## Written request
Convert every line of the records below into a JSON list of strings, one string per line, with blank lines left out.

## Data supplied
========================================================================

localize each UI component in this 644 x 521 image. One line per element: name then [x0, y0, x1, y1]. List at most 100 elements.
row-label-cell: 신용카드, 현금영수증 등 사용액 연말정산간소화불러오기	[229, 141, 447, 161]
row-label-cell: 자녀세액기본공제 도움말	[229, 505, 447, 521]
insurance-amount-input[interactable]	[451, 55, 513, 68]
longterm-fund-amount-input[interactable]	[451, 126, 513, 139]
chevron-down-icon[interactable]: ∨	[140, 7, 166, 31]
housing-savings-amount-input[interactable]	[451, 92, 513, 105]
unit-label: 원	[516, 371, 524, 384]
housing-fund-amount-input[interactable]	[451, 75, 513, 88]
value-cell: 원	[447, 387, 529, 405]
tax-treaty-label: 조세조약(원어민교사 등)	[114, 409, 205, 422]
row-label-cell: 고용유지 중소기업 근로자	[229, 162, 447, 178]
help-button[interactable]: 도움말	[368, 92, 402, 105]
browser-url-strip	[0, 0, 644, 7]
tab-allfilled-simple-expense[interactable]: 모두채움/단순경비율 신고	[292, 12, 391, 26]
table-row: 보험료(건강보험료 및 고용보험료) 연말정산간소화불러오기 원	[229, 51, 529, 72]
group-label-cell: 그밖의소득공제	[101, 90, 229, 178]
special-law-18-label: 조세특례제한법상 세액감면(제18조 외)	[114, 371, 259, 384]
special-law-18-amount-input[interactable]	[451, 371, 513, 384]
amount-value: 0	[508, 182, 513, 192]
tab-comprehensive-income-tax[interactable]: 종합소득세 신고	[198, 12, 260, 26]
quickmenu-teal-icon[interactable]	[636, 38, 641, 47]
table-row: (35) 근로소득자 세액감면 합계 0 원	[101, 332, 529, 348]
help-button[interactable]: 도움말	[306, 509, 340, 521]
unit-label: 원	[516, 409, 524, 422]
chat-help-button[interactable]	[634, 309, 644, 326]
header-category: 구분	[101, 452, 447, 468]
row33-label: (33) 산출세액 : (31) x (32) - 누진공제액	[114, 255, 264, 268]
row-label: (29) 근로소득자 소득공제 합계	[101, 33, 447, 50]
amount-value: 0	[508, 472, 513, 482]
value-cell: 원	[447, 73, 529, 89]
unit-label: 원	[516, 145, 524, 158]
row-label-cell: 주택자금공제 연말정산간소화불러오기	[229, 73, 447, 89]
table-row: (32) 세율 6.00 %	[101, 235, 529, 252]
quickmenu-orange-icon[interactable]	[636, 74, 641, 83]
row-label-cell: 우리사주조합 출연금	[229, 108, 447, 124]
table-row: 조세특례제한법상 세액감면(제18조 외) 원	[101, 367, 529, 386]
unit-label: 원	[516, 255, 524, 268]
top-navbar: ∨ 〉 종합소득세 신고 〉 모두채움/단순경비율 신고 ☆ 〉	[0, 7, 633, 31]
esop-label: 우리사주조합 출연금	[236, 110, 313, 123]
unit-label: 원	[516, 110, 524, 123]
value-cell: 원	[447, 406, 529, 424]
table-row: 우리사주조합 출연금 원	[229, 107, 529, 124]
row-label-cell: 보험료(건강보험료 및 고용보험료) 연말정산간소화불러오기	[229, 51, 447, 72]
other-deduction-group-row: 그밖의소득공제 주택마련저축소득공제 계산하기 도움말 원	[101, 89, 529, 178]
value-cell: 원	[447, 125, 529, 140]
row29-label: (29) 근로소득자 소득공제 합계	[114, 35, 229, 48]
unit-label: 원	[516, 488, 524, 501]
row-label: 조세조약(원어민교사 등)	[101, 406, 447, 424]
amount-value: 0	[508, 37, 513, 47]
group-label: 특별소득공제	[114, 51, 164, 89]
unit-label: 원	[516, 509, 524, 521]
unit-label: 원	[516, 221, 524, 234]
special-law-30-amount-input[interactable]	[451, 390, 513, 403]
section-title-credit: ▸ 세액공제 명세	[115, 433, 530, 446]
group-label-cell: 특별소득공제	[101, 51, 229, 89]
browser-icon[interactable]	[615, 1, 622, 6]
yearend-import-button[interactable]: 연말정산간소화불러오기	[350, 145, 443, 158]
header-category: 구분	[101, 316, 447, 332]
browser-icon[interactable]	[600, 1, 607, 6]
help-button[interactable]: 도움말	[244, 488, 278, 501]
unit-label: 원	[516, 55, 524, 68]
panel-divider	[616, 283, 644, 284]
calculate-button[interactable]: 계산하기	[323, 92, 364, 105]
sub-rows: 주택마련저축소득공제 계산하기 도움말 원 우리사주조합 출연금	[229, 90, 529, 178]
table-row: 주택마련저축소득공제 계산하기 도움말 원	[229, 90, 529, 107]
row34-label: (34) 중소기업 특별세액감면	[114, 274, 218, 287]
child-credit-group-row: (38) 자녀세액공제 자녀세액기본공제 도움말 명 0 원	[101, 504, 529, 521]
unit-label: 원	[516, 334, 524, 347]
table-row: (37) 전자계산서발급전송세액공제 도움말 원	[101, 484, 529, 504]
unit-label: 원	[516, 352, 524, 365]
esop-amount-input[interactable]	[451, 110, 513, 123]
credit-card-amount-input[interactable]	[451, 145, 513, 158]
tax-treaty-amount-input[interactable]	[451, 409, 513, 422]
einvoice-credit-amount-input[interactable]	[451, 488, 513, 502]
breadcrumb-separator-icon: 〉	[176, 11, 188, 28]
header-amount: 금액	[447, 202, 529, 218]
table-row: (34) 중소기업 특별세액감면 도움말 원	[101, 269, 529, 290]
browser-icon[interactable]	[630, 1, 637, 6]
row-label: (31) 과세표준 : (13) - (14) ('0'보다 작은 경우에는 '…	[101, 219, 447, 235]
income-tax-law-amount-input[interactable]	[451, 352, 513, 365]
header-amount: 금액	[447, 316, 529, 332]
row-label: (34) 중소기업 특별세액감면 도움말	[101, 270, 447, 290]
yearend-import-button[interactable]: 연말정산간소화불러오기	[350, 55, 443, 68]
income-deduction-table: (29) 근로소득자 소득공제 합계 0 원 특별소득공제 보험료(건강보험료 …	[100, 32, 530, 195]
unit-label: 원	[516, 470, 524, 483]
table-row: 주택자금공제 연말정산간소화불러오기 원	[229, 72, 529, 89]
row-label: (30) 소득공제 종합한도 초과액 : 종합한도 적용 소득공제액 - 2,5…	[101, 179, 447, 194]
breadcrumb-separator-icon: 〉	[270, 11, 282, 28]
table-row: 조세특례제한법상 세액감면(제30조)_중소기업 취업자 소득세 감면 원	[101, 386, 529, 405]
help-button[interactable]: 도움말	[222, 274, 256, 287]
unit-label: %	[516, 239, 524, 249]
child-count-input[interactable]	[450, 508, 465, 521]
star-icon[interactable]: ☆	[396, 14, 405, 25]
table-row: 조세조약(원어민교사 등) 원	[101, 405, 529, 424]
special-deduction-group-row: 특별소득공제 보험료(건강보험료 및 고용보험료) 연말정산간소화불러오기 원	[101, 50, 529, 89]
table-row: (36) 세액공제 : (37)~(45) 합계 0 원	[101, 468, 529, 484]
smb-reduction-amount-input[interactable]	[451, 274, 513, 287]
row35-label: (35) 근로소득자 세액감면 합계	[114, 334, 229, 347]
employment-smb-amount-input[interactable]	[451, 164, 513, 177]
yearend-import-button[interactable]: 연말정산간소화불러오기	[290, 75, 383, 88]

========================================================================

## Output of the exercise
[
  "localize each UI component in this 644 x 521 image. One line per element: name then [x0, y0, x1, y1]. List at most 100 elements.",
  "row-label-cell: 신용카드, 현금영수증 등 사용액 연말정산간소화불러오기\t[229, 141, 447, 161]",
  "row-label-cell: 자녀세액기본공제 도움말\t[229, 505, 447, 521]",
  "insurance-amount-input[interactable]\t[451, 55, 513, 68]",
  "longterm-fund-amount-input[interactable]\t[451, 126, 513, 139]",
  "chevron-down-icon[interactable]: ∨\t[140, 7, 166, 31]",
  "housing-savings-amount-input[interactable]\t[451, 92, 513, 105]",
  "unit-label: 원\t[516, 371, 524, 384]",
  "housing-fund-amount-input[interactable]\t[451, 75, 513, 88]",
  "value-cell: 원\t[447, 387, 529, 405]",
  "tax-treaty-label: 조세조약(원어민교사 등)\t[114, 409, 205, 422]",
  "row-label-cell: 고용유지 중소기업 근로자\t[229, 162, 447, 178]",
  "help-button[interactable]: 도움말\t[368, 92, 402, 105]",
  "browser-url-strip\t[0, 0, 644, 7]",
  "tab-allfilled-simple-expense[interactable]: 모두채움/단순경비율 신고\t[292, 12, 391, 26]",
  "table-row: 보험료(건강보험료 및 고용보험료) 연말정산간소화불러오기 원\t[229, 51, 529, 72]",
  "group-label-cell: 그밖의소득공제\t[101, 90, 229, 178]",
  "special-law-18-label: 조세특례제한법상 세액감면(제18조 외)\t[114, 371, 259, 384]",
  "special-law-18-amount-input[interactable]\t[451, 371, 513, 384]",
  "amount-value: 0\t[508, 182, 513, 192]",
  "tab-comprehensive-income-tax[interactable]: 종합소득세 신고\t[198, 12, 260, 26]",
  "quickmenu-teal-icon[interactable]\t[636, 38, 641, 47]",
  "table-row: (35) 근로소득자 세액감면 합계 0 원\t[101, 332, 529, 348]",
  "help-button[interactable]: 도움말\t[306, 509, 340, 521]",
  "unit-label: 원\t[516, 409, 524, 422]",
  "chat-help-button[interactable]\t[634, 309, 644, 326]",
  "header-category: 구분\t[101, 452, 447, 468]",
  "row33-label: (33) 산출세액 : (31) x (32) - 누진공제액\t[114, 255, 264, 268]",
  "row-label: (29) 근로소득자 소득공제 합계\t[101, 33, 447, 50]",
  "amount-value: 0\t[508, 472, 513, 482]",
  "value-cell: 원\t[447, 73, 529, 89]",
  "unit-label: 원\t[516, 145, 524, 158]",
  "row-label-cell: 주택자금공제 연말정산간소화불러오기\t[229, 73, 447, 89]",
  "table-row: (32) 세율 6.00 %\t[101, 235, 529, 252]",
  "quickmenu-orange-icon[interactable]\t[636, 74, 641, 83]",
  "row-label-cell: 우리사주조합 출연금\t[229, 108, 447, 124]",
  "table-row: 조세특례제한법상 세액감면(제18조 외) 원\t[101, 367, 529, 386]",
  "unit-label: 원\t[516, 255, 524, 268]",
  "top-navbar: ∨ 〉 종합소득세 신고 〉 모두채움/단순경비율 신고 ☆ 〉\t[0, 7, 633, 31]",
  "esop-label: 우리사주조합 출연금\t[236, 110, 313, 123]",
  "unit-label: 원\t[516, 110, 524, 123]",
  "value-cell: 원\t[447, 406, 529, 424]",
  "table-row: 우리사주조합 출연금 원\t[229, 107, 529, 124]",
  "row-label-cell: 보험료(건강보험료 및 고용보험료) 연말정산간소화불러오기\t[229, 51, 447, 72]",
  "other-deduction-group-row: 그밖의소득공제 주택마련저축소득공제 계산하기 도움말 원\t[101, 89, 529, 178]",
  "value-cell: 원\t[447, 125, 529, 140]",
  "row29-label: (29) 근로소득자 소득공제 합계\t[114, 35, 229, 48]",
  "unit-label: 원\t[516, 488, 524, 501]",
  "row-label: 조세조약(원어민교사 등)\t[101, 406, 447, 424]",
  "amount-value: 0\t[508, 37, 513, 47]",
  "group-label: 특별소득공제\t[114, 51, 164, 89]",
  "unit-label: 원\t[516, 509, 524, 521]",
  "unit-label: 원\t[516, 221, 524, 234]",
  "special-law-30-amount-input[interactable]\t[451, 390, 513, 403]",
  "section-title-credit: ▸ 세액공제 명세\t[115, 433, 530, 446]",
  "group-label-cell: 특별소득공제\t[101, 51, 229, 89]",
  "browser-icon[interactable]\t[615, 1, 622, 6]",
  "yearend-import-button[interactable]: 연말정산간소화불러오기\t[350, 145, 443, 158]",
  "header-category: 구분\t[101, 316, 447, 332]",
  "browser-icon[interactable]\t[600, 1, 607, 6]",
  "help-button[interactable]: 도움말\t[244, 488, 278, 501]",
  "unit-label: 원\t[516, 55, 524, 68]",
  "panel-divider\t[616, 283, 644, 284]",
  "calculate-button[interactable]: 계산하기\t[323, 92, 364, 105]",
  "sub-rows: 주택마련저축소득공제 계산하기 도움말 원 우리사주조합 출연금\t[229, 90, 529, 178]",
  "table-row: 주택마련저축소득공제 계산하기 도움말 원\t[229, 90, 529, 107]",
  "row34-label: (34) 중소기업 특별세액감면\t[114, 274, 218, 287]",
  "child-credit-group-row: (38) 자녀세액공제 자녀세액기본공제 도움말 명 0 원\t[101, 504, 529, 521]",
  "unit-label: 원\t[516, 334, 524, 347]",
  "table-row: (37) 전자계산서발급전송세액공제 도움말 원\t[101, 484, 529, 504]",
  "unit-label: 원\t[516, 352, 524, 365]",
  "esop-amount-input[interactable]\t[451, 110, 513, 123]",
  "credit-card-amount-input[interactable]\t[451, 145, 513, 158]",
  "tax-treaty-amount-input[interactable]\t[451, 409, 513, 422]",
  "einvoice-credit-amount-input[interactable]\t[451, 488, 513, 502]",
  "breadcrumb-separator-icon: 〉\t[176, 11, 188, 28]",
  "header-amount: 금액\t[447, 202, 529, 218]",
  "table-row: (34) 중소기업 특별세액감면 도움말 원\t[101, 269, 529, 290]",
  "browser-icon[interactable]\t[630, 1, 637, 6]",
  "row-label: (31) 과세표준 : (13) - (14) ('0'보다 작은 경우에는 '…\t[101, 219, 447, 235]",
  "income-tax-law-amount-input[interactable]\t[451, 352, 513, 365]",
  "header-amount: 금액\t[447, 316, 529, 332]",
  "row-label: (34) 중소기업 특별세액감면 도움말\t[101, 270, 447, 290]",
  "yearend-import-button[interactable]: 연말정산간소화불러오기\t[350, 55, 443, 68]",
  "income-deduction-table: (29) 근로소득자 소득공제 합계 0 원 특별소득공제 보험료(건강보험료 …\t[100, 32, 530, 195]",
  "unit-label: 원\t[516, 470, 524, 483]",
  "table-row: 주택자금공제 연말정산간소화불러오기 원\t[229, 72, 529, 89]",
  "row-label: (30) 소득공제 종합한도 초과액 : 종합한도 적용 소득공제액 - 2,5…\t[101, 179, 447, 194]",
  "breadcrumb-separator-icon: 〉\t[270, 11, 282, 28]",
  "table-row: 조세특례제한법상 세액감면(제30조)_중소기업 취업자 소득세 감면 원\t[101, 386, 529, 405]",
  "help-button[interactable]: 도움말\t[222, 274, 256, 287]",
  "unit-label: %\t[516, 239, 524, 249]",
  "child-count-input[interactable]\t[450, 508, 465, 521]",
  "star-icon[interactable]: ☆\t[396, 14, 405, 25]",
  "table-row: 조세조약(원어민교사 등) 원\t[101, 405, 529, 424]",
  "special-deduction-group-row: 특별소득공제 보험료(건강보험료 및 고용보험료) 연말정산간소화불러오기 원\t[101, 50, 529, 89]",
  "table-row: (36) 세액공제 : (37)~(45) 합계 0 원\t[101, 468, 529, 484]",
  "smb-reduction-amount-input[interactable]\t[451, 274, 513, 287]",
  "row35-label: (35) 근로소득자 세액감면 합계\t[114, 334, 229, 347]",
  "employment-smb-amount-input[interactable]\t[451, 164, 513, 177]",
  "yearend-import-button[interactable]: 연말정산간소화불러오기\t[290, 75, 383, 88]"
]